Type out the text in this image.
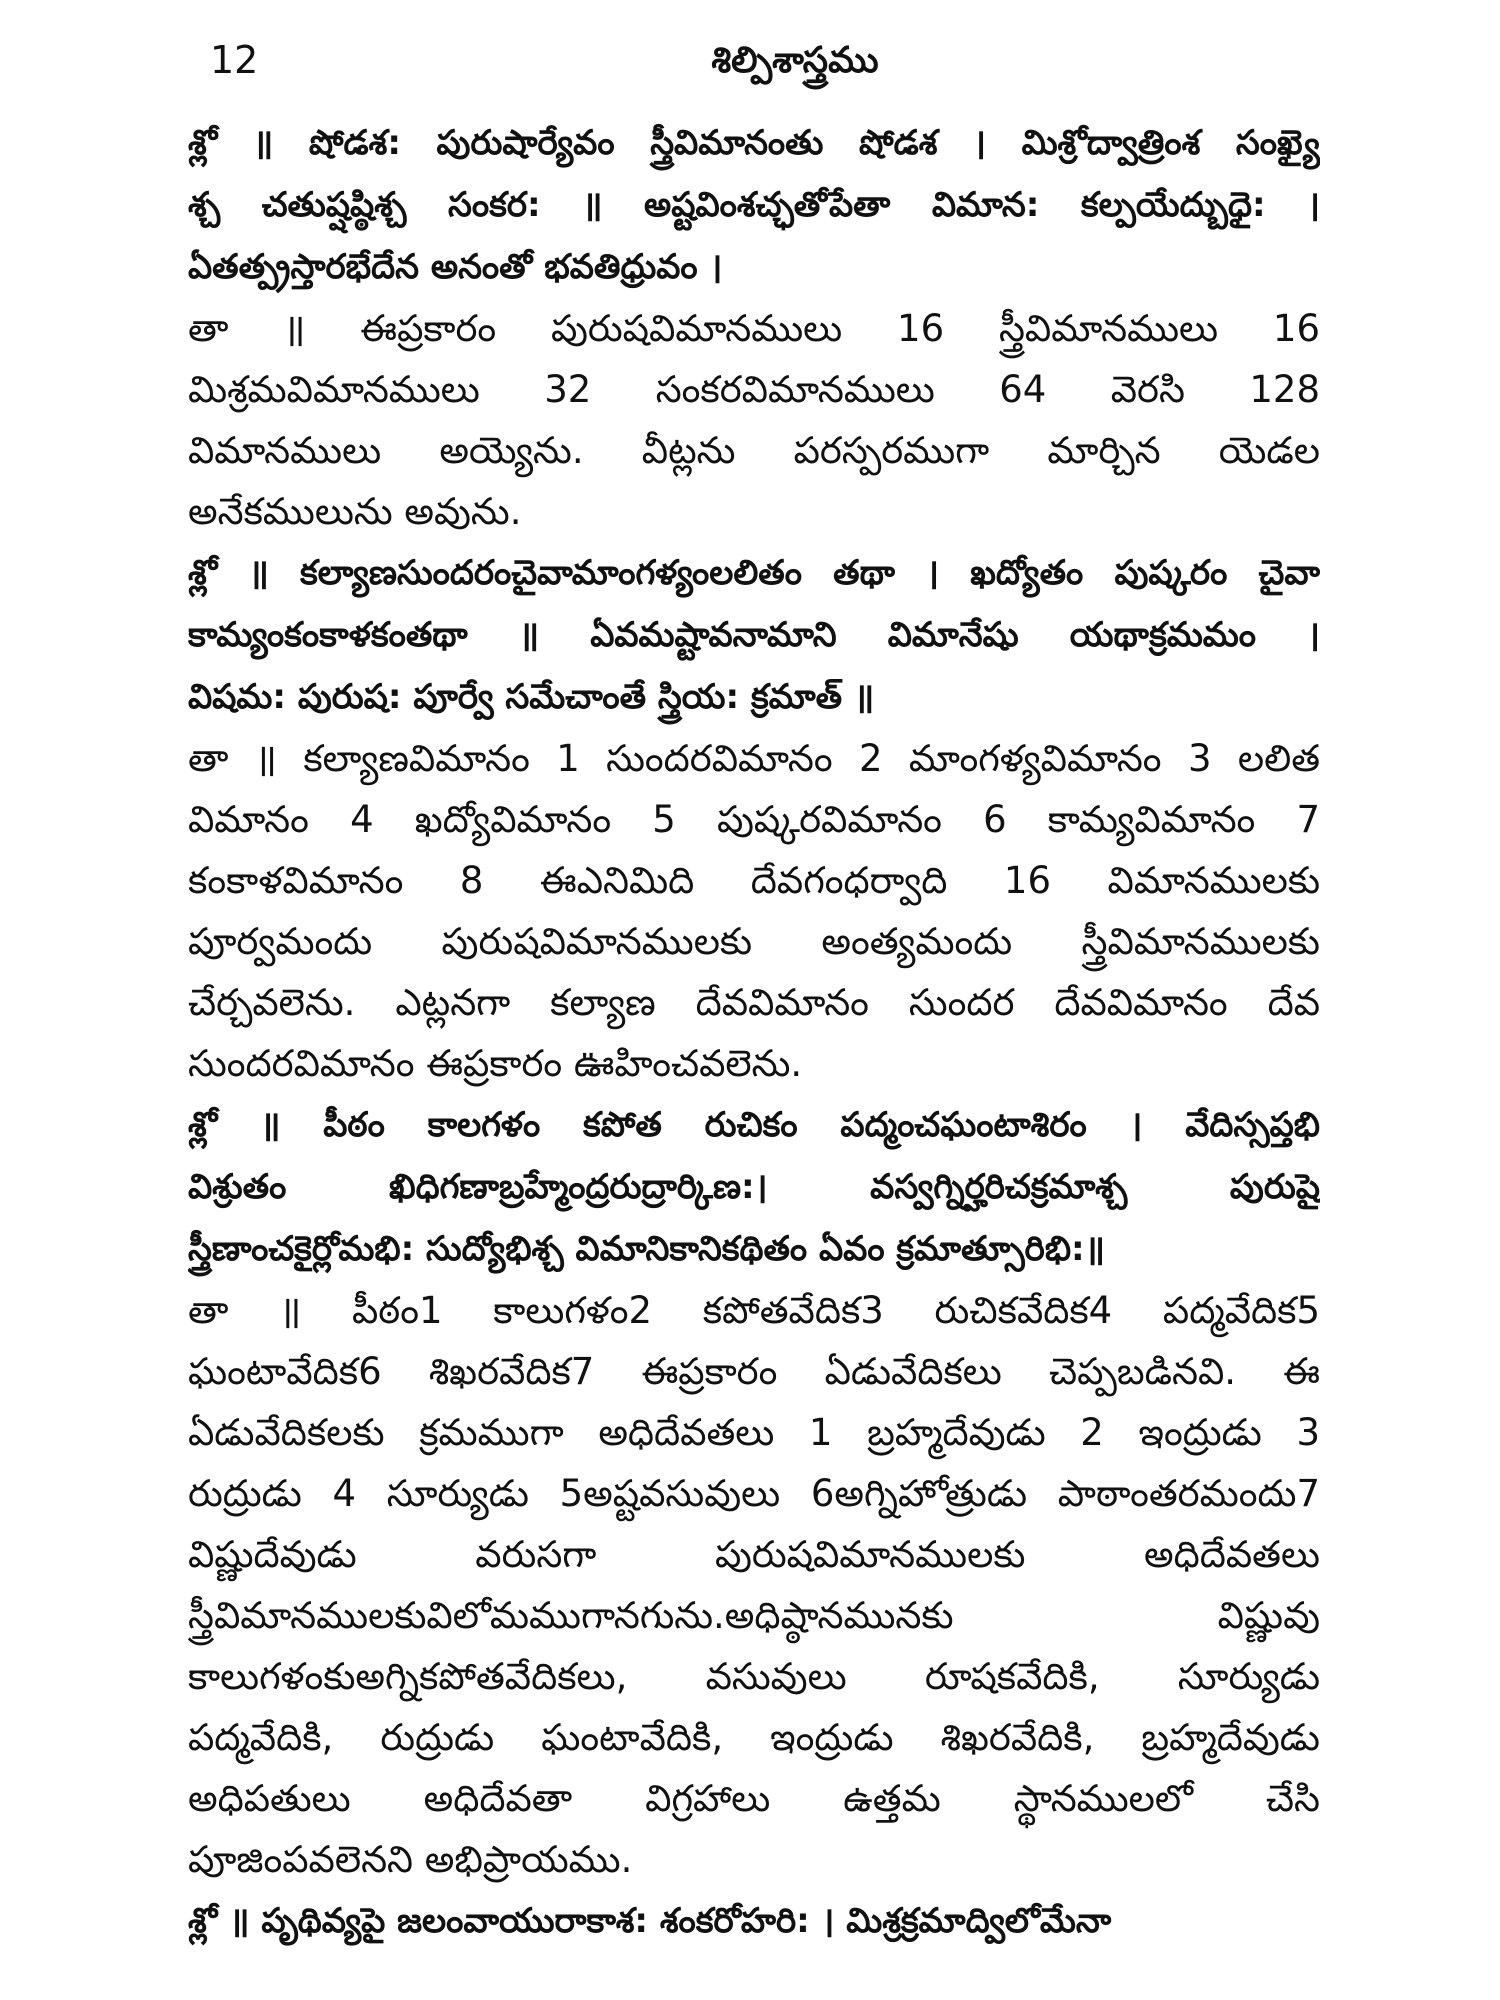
12	శిల్పిశాస్త్రము
శ్లో ॥ షోడశ: పురుషార్యేవం స్త్రీవిమానంతు షోడశ । మిశ్రోద్వాత్రింశ సంఖ్యై
శ్చ చతుష్షష్ఠిశ్చ సంకర: ॥ అష్టవింశచ్ఛతోపేతా విమాన: కల్పయేద్బుధై: ।
ఏతత్ప్రస్తారభేదేన అనంతో భవతిధ్రువం ।
తా ॥ ఈప్రకారం పురుషవిమానములు 16 స్త్రీవిమానములు 16
మిశ్రమవిమానములు 32 సంకరవిమానములు 64 వెరసి 128
విమానములు అయ్యెను. వీట్లను పరస్పరముగా మార్చిన యెడల
అనేకములును అవును.
శ్లో ॥ కల్యాణసుందరంచైవామాంగళ్యంలలితం తథా । ఖద్యోతం పుష్కరం చైవా
కామ్యంకంకాళకంతథా ॥ ఏవమష్టావనామాని విమానేషు యథాక్రమమం ।
విషమ: పురుష: పూర్వే సమేచాంతే స్త్రియ: క్రమాత్ ॥
తా ॥ కల్యాణవిమానం 1 సుందరవిమానం 2 మాంగళ్యవిమానం 3 లలిత
విమానం 4 ఖద్యోవిమానం 5 పుష్కరవిమానం 6 కామ్యవిమానం 7
కంకాళవిమానం 8 ఈఎనిమిది దేవగంధర్వాది 16 విమానములకు
పూర్వమందు పురుషవిమానములకు అంత్యమందు స్త్రీవిమానములకు
చేర్చవలెను. ఎట్లనగా కల్యాణ దేవవిమానం సుందర దేవవిమానం దేవ
సుందరవిమానం ఈప్రకారం ఊహించవలెను.
శ్లో ॥ పీఠం కాలగళం కపోత రుచికం పద్మంచఘంటాశిరం । వేదిస్సప్తభి
విశ్రుతం ఖిధిగణాబ్రహ్మేంద్రరుద్రార్కిణ:। వస్వగ్నిర్హరిచక్రమాశ్చ పురుషై
స్త్రీణాంచకైర్లోమభి: సుద్యోభిశ్చ విమానికానికథితం ఏవం క్రమాత్సూరిభి:॥
తా ॥ పీఠం1 కాలుగళం2 కపోతవేదిక3 రుచికవేదిక4 పద్మవేదిక5
ఘంటావేదిక6 శిఖరవేదిక7 ఈప్రకారం ఏడువేదికలు చెప్పబడినవి. ఈ
ఏడువేదికలకు క్రమముగా అధిదేవతలు 1 బ్రహ్మదేవుడు 2 ఇంద్రుడు 3
రుద్రుడు 4 సూర్యుడు 5అష్టవసువులు 6అగ్నిహోత్రుడు పాఠాంతరమందు7
విష్ణుదేవుడు వరుసగా పురుషవిమానములకు అధిదేవతలు
స్త్రీవిమానములకువిలోమముగానగును.అధిష్ఠానమునకు విష్ణువు
కాలుగళంకుఅగ్నికపోతవేదికలు, వసువులు రూషకవేదికి, సూర్యుడు
పద్మవేదికి, రుద్రుడు ఘంటావేదికి, ఇంద్రుడు శిఖరవేదికి, బ్రహ్మదేవుడు
అధిపతులు అధిదేవతా విగ్రహాలు ఉత్తమ స్థానములలో చేసి
పూజింపవలెనని అభిప్రాయము.
శ్లో ॥ పృథివ్యపై జలంవాయురాకాశ: శంకరోహరి: । మిశ్రక్రమాద్విలోమేనా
┄┄┄┄┄┄┄┄┄┄┄┄┄┄┄┄┄┄┄┄
- Set exercise
Exclude all images and restate the records above word for word.

- Solution for this task
Type out the text in this image.
12	శిల్పిశాస్త్రము
శ్లో ॥ షోడశ: పురుషార్యేవం స్త్రీవిమానంతు షోడశ । మిశ్రోద్వాత్రింశ సంఖ్యై
శ్చ చతుష్షష్ఠిశ్చ సంకర: ॥ అష్టవింశచ్ఛతోపేతా విమాన: కల్పయేద్బుధై: ।
ఏతత్ప్రస్తారభేదేన అనంతో భవతిధ్రువం ।
తా ॥ ఈప్రకారం పురుషవిమానములు 16 స్త్రీవిమానములు 16
మిశ్రమవిమానములు 32 సంకరవిమానములు 64 వెరసి 128
విమానములు అయ్యెను. వీట్లను పరస్పరముగా మార్చిన యెడల
అనేకములును అవును.
శ్లో ॥ కల్యాణసుందరంచైవామాంగళ్యంలలితం తథా । ఖద్యోతం పుష్కరం చైవా
కామ్యంకంకాళకంతథా ॥ ఏవమష్టావనామాని విమానేషు యథాక్రమమం ।
విషమ: పురుష: పూర్వే సమేచాంతే స్త్రియ: క్రమాత్ ॥
తా ॥ కల్యాణవిమానం 1 సుందరవిమానం 2 మాంగళ్యవిమానం 3 లలిత
విమానం 4 ఖద్యోవిమానం 5 పుష్కరవిమానం 6 కామ్యవిమానం 7
కంకాళవిమానం 8 ఈఎనిమిది దేవగంధర్వాది 16 విమానములకు
పూర్వమందు పురుషవిమానములకు అంత్యమందు స్త్రీవిమానములకు
చేర్చవలెను. ఎట్లనగా కల్యాణ దేవవిమానం సుందర దేవవిమానం దేవ
సుందరవిమానం ఈప్రకారం ఊహించవలెను.
శ్లో ॥ పీఠం కాలగళం కపోత రుచికం పద్మంచఘంటాశిరం । వేదిస్సప్తభి
విశ్రుతం ఖిధిగణాబ్రహ్మేంద్రరుద్రార్కిణ:। వస్వగ్నిర్హరిచక్రమాశ్చ పురుషై
స్త్రీణాంచకైర్లోమభి: సుద్యోభిశ్చ విమానికానికథితం ఏవం క్రమాత్సూరిభి:॥
తా ॥ పీఠం1 కాలుగళం2 కపోతవేదిక3 రుచికవేదిక4 పద్మవేదిక5
ఘంటావేదిక6 శిఖరవేదిక7 ఈప్రకారం ఏడువేదికలు చెప్పబడినవి. ఈ
ఏడువేదికలకు క్రమముగా అధిదేవతలు 1 బ్రహ్మదేవుడు 2 ఇంద్రుడు 3
రుద్రుడు 4 సూర్యుడు 5అష్టవసువులు 6అగ్నిహోత్రుడు పాఠాంతరమందు7
విష్ణుదేవుడు వరుసగా పురుషవిమానములకు అధిదేవతలు
స్త్రీవిమానములకువిలోమముగానగును.అధిష్ఠానమునకు విష్ణువు
కాలుగళంకుఅగ్నికపోతవేదికలు, వసువులు రూషకవేదికి, సూర్యుడు
పద్మవేదికి, రుద్రుడు ఘంటావేదికి, ఇంద్రుడు శిఖరవేదికి, బ్రహ్మదేవుడు
అధిపతులు అధిదేవతా విగ్రహాలు ఉత్తమ స్థానములలో చేసి
పూజింపవలెనని అభిప్రాయము.
శ్లో ॥ పృథివ్యపై జలంవాయురాకాశ: శంకరోహరి: । మిశ్రక్రమాద్విలోమేనా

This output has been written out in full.